Request – Scan the lines below for the string "exciting" and copy every one that has it.

Records for the exercise –
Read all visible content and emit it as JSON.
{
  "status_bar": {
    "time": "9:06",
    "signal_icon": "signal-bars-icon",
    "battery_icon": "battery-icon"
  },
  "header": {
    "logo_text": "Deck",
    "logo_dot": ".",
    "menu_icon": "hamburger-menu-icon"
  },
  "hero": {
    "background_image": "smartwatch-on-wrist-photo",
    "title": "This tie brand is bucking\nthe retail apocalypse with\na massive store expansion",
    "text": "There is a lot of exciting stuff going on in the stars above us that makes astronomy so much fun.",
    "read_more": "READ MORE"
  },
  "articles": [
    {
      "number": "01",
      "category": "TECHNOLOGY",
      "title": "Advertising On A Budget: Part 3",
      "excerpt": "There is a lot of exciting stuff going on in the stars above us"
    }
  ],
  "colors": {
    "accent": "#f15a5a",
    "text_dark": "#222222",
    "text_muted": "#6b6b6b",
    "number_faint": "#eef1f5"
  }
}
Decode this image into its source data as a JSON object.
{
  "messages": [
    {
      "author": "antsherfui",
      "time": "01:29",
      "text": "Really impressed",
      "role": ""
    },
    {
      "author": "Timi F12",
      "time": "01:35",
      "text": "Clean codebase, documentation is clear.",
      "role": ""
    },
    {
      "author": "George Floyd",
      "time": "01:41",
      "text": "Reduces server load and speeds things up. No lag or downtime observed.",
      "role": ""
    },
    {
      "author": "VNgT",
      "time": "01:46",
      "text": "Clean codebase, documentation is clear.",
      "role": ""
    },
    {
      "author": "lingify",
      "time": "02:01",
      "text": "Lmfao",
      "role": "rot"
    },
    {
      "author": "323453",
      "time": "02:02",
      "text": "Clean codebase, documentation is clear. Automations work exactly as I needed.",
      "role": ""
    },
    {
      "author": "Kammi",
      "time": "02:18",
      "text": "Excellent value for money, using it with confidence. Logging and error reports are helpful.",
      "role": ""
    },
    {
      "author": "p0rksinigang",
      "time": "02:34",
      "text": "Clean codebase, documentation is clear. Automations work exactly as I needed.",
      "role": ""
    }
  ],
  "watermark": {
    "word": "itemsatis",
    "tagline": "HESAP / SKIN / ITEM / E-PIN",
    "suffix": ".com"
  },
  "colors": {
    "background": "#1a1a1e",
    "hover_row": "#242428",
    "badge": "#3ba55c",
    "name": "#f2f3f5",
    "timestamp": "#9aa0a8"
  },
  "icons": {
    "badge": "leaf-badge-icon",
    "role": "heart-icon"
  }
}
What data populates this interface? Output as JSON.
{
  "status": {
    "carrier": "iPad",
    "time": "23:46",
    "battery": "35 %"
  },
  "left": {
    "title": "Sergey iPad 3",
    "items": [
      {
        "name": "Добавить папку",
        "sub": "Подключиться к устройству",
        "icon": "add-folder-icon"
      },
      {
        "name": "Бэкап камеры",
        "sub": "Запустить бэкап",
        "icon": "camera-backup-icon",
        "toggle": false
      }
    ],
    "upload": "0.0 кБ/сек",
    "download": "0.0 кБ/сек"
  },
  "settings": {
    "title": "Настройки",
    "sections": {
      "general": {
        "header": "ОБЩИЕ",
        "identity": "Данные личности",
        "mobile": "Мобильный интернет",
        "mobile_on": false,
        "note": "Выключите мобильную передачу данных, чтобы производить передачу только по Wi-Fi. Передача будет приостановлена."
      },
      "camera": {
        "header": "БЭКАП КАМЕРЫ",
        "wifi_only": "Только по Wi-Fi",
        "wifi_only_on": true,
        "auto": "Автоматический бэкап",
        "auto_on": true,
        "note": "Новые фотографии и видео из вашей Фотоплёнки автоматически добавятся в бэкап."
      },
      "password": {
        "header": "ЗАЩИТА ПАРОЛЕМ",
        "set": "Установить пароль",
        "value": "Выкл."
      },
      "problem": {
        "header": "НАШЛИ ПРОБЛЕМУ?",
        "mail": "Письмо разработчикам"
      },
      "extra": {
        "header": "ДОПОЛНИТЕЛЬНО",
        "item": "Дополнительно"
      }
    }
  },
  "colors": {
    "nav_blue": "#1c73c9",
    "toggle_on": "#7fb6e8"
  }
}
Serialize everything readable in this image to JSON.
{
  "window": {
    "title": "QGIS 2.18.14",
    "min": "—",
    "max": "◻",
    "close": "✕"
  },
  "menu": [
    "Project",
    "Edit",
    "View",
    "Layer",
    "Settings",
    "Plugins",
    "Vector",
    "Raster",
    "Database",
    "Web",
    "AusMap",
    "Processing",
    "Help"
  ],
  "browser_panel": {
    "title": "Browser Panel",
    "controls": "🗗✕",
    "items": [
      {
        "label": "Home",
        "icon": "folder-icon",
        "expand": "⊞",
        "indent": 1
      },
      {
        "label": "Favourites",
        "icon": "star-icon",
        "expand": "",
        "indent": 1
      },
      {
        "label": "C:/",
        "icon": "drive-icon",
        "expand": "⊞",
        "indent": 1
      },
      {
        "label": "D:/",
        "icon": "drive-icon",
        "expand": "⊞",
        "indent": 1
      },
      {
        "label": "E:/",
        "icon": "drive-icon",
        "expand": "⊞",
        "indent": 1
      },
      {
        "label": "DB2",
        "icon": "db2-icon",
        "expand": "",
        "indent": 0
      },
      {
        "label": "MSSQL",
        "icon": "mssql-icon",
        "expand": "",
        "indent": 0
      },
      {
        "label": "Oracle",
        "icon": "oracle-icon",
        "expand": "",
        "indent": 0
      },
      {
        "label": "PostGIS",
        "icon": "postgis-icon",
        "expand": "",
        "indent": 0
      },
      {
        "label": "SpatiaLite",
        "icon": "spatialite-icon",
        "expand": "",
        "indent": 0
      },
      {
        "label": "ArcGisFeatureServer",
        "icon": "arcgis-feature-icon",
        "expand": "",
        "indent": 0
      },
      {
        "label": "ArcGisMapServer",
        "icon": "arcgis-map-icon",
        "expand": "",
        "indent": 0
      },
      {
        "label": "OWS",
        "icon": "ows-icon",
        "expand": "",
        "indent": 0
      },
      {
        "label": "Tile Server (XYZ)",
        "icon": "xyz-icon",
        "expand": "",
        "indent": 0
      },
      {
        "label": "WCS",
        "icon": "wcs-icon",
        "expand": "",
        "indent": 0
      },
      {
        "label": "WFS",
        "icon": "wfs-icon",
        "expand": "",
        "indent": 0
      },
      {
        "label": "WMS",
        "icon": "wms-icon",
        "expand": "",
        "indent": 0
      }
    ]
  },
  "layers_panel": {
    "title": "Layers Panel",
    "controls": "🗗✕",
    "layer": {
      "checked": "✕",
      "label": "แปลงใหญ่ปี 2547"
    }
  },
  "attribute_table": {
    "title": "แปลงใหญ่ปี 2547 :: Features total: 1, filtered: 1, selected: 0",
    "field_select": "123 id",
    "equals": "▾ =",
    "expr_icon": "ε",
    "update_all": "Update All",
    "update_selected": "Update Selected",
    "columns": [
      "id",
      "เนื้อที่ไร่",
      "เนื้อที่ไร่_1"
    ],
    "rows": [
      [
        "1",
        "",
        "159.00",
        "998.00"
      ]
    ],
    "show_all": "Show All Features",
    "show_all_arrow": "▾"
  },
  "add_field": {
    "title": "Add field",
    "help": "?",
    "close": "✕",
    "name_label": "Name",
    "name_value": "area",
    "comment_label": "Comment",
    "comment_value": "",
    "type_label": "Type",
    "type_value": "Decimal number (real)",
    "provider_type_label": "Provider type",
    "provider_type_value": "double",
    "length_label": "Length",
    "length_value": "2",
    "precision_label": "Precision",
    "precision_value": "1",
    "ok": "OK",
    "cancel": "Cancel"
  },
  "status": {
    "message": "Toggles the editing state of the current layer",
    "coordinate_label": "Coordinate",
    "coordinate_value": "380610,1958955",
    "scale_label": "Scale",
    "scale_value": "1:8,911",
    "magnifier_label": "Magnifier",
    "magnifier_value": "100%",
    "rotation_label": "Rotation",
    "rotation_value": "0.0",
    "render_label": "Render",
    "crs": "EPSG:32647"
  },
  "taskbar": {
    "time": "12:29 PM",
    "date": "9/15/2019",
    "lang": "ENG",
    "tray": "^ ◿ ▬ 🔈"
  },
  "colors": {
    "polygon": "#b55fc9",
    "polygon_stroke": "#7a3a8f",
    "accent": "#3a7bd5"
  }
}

Written answer –
    "text": "There is a lot of exciting stuff going on in the stars above us that makes astronomy so much fun.",
      "excerpt": "There is a lot of exciting stuff going on in the stars above us"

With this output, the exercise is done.